Directions |
Give the number of lines containing "label" in this listing, with no other words.

Extracted entries |

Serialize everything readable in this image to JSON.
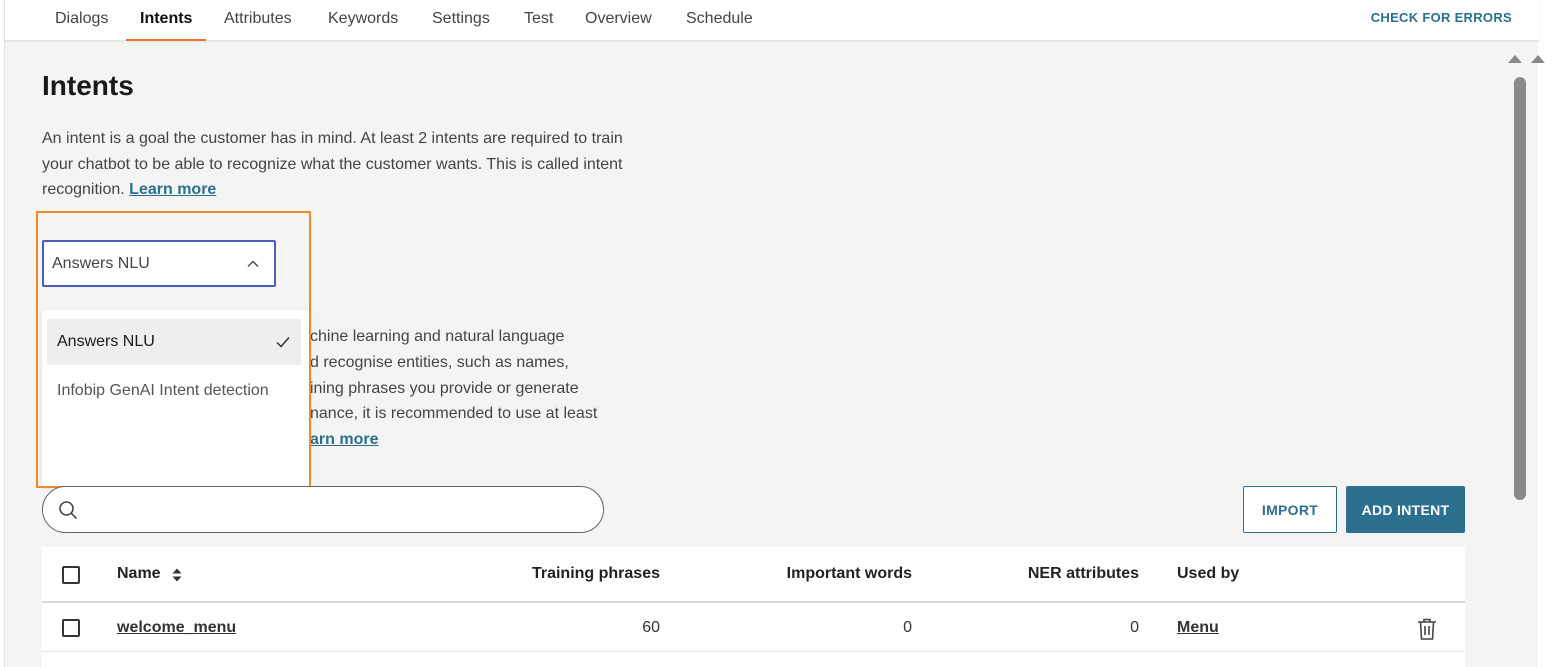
{
  "nav": {
    "tabs": [
      "Dialogs",
      "Intents",
      "Attributes",
      "Keywords",
      "Settings",
      "Test",
      "Overview",
      "Schedule"
    ],
    "active_tab": "Intents",
    "check_errors": "CHECK FOR ERRORS"
  },
  "page": {
    "title": "Intents",
    "description": "An intent is a goal the customer has in mind. At least 2 intents are required to train your chatbot to be able to recognize what the customer wants. This is called intent recognition.",
    "learn_more": "Learn more"
  },
  "engine_select": {
    "value": "Answers NLU",
    "options": [
      {
        "label": "Answers NLU",
        "selected": true
      },
      {
        "label": "Infobip GenAI Intent detection",
        "selected": false
      }
    ]
  },
  "obscured_text": {
    "lines": [
      "chine learning and natural language",
      "d recognise entities, such as names,",
      "ining phrases you provide or generate",
      "nance, it is recommended to use at least"
    ],
    "link": "arn more"
  },
  "search": {
    "placeholder": ""
  },
  "buttons": {
    "import": "IMPORT",
    "add_intent": "ADD INTENT"
  },
  "table": {
    "headers": {
      "name": "Name",
      "training_phrases": "Training phrases",
      "important_words": "Important words",
      "ner_attributes": "NER attributes",
      "used_by": "Used by"
    },
    "rows": [
      {
        "name": "welcome_menu",
        "training_phrases": "60",
        "important_words": "0",
        "ner_attributes": "0",
        "used_by": "Menu"
      }
    ]
  },
  "colors": {
    "accent": "#2d6f8f",
    "tab_underline": "#e8742c",
    "highlight_frame": "#f08a28",
    "select_border": "#4b5db8"
  }
}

Task answer |
2